____ Entries shown

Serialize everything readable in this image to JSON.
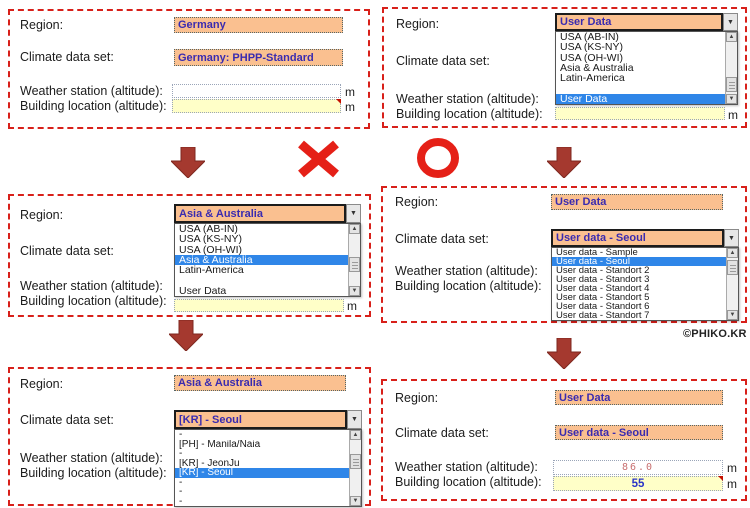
{
  "watermark": "©PHIKO.KR",
  "annotations": {
    "wrong_mark": "X",
    "correct_mark": "O"
  },
  "field_labels": {
    "region": "Region:",
    "climate": "Climate data set:",
    "weather": "Weather station (altitude):",
    "building": "Building location (altitude):",
    "unit_m": "m"
  },
  "colors": {
    "field_peach": "#FAC090",
    "field_yellow": "#FFFFC8",
    "selection_blue": "#2F86E8",
    "value_text_blue": "#3A2BB0",
    "weather_value_red": "#C87070",
    "panel_border_red": "#D8201A",
    "arrow_dark_red": "#A5392F",
    "mark_bright_red": "#E52017"
  },
  "panels": {
    "p1": {
      "region_value": "Germany",
      "climate_value": "Germany: PHPP-Standard",
      "weather_value": "",
      "building_value": ""
    },
    "p2": {
      "region_value": "User Data",
      "region_options": [
        {
          "label": "USA (AB-IN)",
          "selected": false
        },
        {
          "label": "USA (KS-NY)",
          "selected": false
        },
        {
          "label": "USA (OH-WI)",
          "selected": false
        },
        {
          "label": "Asia & Australia",
          "selected": false
        },
        {
          "label": "Latin-America",
          "selected": false
        },
        {
          "label": "",
          "selected": false
        },
        {
          "label": "User Data",
          "selected": true
        }
      ]
    },
    "p3": {
      "region_value": "Asia & Australia",
      "region_options": [
        {
          "label": "USA (AB-IN)",
          "selected": false
        },
        {
          "label": "USA (KS-NY)",
          "selected": false
        },
        {
          "label": "USA (OH-WI)",
          "selected": false
        },
        {
          "label": "Asia & Australia",
          "selected": true
        },
        {
          "label": "Latin-America",
          "selected": false
        },
        {
          "label": "",
          "selected": false
        },
        {
          "label": "User Data",
          "selected": false
        }
      ]
    },
    "p4": {
      "region_value": "User Data",
      "climate_value": "User data - Seoul",
      "climate_options": [
        {
          "label": "User data - Sample",
          "selected": false
        },
        {
          "label": "User data - Seoul",
          "selected": true
        },
        {
          "label": "User data - Standort 2",
          "selected": false
        },
        {
          "label": "User data - Standort 3",
          "selected": false
        },
        {
          "label": "User data - Standort 4",
          "selected": false
        },
        {
          "label": "User data - Standort 5",
          "selected": false
        },
        {
          "label": "User data - Standort 6",
          "selected": false
        },
        {
          "label": "User data - Standort 7",
          "selected": false
        }
      ]
    },
    "p5": {
      "region_value": "Asia & Australia",
      "climate_value": "[KR] - Seoul",
      "climate_options": [
        {
          "label": "-",
          "selected": false
        },
        {
          "label": "[PH] - Manila/Naia",
          "selected": false
        },
        {
          "label": "-",
          "selected": false
        },
        {
          "label": "[KR] - JeonJu",
          "selected": false
        },
        {
          "label": "[KR] - Seoul",
          "selected": true
        },
        {
          "label": "-",
          "selected": false
        },
        {
          "label": "-",
          "selected": false
        },
        {
          "label": "-",
          "selected": false
        }
      ]
    },
    "p6": {
      "region_value": "User Data",
      "climate_value": "User data - Seoul",
      "weather_value": "86.0",
      "building_value": "55"
    }
  }
}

________

Copy the material above in full and exactly, skipping pictures.

**Written response**
Serialize everything readable in this image to JSON.
{
  "watermark": "©PHIKO.KR",
  "annotations": {
    "wrong_mark": "X",
    "correct_mark": "O"
  },
  "field_labels": {
    "region": "Region:",
    "climate": "Climate data set:",
    "weather": "Weather station (altitude):",
    "building": "Building location (altitude):",
    "unit_m": "m"
  },
  "colors": {
    "field_peach": "#FAC090",
    "field_yellow": "#FFFFC8",
    "selection_blue": "#2F86E8",
    "value_text_blue": "#3A2BB0",
    "weather_value_red": "#C87070",
    "panel_border_red": "#D8201A",
    "arrow_dark_red": "#A5392F",
    "mark_bright_red": "#E52017"
  },
  "panels": {
    "p1": {
      "region_value": "Germany",
      "climate_value": "Germany: PHPP-Standard",
      "weather_value": "",
      "building_value": ""
    },
    "p2": {
      "region_value": "User Data",
      "region_options": [
        {
          "label": "USA (AB-IN)",
          "selected": false
        },
        {
          "label": "USA (KS-NY)",
          "selected": false
        },
        {
          "label": "USA (OH-WI)",
          "selected": false
        },
        {
          "label": "Asia & Australia",
          "selected": false
        },
        {
          "label": "Latin-America",
          "selected": false
        },
        {
          "label": "",
          "selected": false
        },
        {
          "label": "User Data",
          "selected": true
        }
      ]
    },
    "p3": {
      "region_value": "Asia & Australia",
      "region_options": [
        {
          "label": "USA (AB-IN)",
          "selected": false
        },
        {
          "label": "USA (KS-NY)",
          "selected": false
        },
        {
          "label": "USA (OH-WI)",
          "selected": false
        },
        {
          "label": "Asia & Australia",
          "selected": true
        },
        {
          "label": "Latin-America",
          "selected": false
        },
        {
          "label": "",
          "selected": false
        },
        {
          "label": "User Data",
          "selected": false
        }
      ]
    },
    "p4": {
      "region_value": "User Data",
      "climate_value": "User data - Seoul",
      "climate_options": [
        {
          "label": "User data - Sample",
          "selected": false
        },
        {
          "label": "User data - Seoul",
          "selected": true
        },
        {
          "label": "User data - Standort 2",
          "selected": false
        },
        {
          "label": "User data - Standort 3",
          "selected": false
        },
        {
          "label": "User data - Standort 4",
          "selected": false
        },
        {
          "label": "User data - Standort 5",
          "selected": false
        },
        {
          "label": "User data - Standort 6",
          "selected": false
        },
        {
          "label": "User data - Standort 7",
          "selected": false
        }
      ]
    },
    "p5": {
      "region_value": "Asia & Australia",
      "climate_value": "[KR] - Seoul",
      "climate_options": [
        {
          "label": "-",
          "selected": false
        },
        {
          "label": "[PH] - Manila/Naia",
          "selected": false
        },
        {
          "label": "-",
          "selected": false
        },
        {
          "label": "[KR] - JeonJu",
          "selected": false
        },
        {
          "label": "[KR] - Seoul",
          "selected": true
        },
        {
          "label": "-",
          "selected": false
        },
        {
          "label": "-",
          "selected": false
        },
        {
          "label": "-",
          "selected": false
        }
      ]
    },
    "p6": {
      "region_value": "User Data",
      "climate_value": "User data - Seoul",
      "weather_value": "86.0",
      "building_value": "55"
    }
  }
}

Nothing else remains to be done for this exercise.